>> BEGIN Dataset
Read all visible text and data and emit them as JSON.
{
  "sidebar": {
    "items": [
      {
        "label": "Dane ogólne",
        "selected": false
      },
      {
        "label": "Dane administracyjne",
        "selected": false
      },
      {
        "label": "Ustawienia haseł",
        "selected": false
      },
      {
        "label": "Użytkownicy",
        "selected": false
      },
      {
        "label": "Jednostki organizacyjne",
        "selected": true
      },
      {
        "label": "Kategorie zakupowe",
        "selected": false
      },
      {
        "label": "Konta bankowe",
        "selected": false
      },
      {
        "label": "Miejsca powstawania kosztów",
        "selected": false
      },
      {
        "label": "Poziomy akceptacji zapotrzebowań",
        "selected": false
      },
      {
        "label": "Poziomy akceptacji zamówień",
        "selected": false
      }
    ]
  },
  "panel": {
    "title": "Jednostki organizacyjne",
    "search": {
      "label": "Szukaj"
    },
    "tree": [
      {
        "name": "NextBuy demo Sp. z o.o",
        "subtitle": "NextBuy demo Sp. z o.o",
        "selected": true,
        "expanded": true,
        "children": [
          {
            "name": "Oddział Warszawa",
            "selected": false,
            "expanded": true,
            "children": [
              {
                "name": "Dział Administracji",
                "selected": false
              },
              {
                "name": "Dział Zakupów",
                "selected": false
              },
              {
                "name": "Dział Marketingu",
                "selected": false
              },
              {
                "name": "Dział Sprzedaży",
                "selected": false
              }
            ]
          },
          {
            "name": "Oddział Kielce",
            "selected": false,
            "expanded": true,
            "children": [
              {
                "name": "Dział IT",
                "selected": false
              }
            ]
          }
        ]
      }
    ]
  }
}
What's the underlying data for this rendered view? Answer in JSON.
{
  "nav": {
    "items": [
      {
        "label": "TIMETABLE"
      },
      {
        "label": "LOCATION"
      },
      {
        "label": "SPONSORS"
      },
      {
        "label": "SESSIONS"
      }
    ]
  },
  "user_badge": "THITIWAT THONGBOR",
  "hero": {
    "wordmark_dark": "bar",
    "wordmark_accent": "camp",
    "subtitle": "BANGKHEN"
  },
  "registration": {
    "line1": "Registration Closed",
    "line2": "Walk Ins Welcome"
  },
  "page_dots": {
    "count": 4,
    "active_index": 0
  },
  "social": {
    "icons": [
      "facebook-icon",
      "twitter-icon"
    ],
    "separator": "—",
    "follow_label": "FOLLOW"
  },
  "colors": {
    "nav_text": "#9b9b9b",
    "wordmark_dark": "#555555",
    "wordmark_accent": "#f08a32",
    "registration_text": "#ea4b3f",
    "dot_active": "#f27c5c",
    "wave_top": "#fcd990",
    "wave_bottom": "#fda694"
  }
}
>> END Dataset
Using the listing, collect all lines in which the string "NextBuy" is found.

Problem solution:
        "name": "NextBuy demo Sp. z o.o",
        "subtitle": "NextBuy demo Sp. z o.o",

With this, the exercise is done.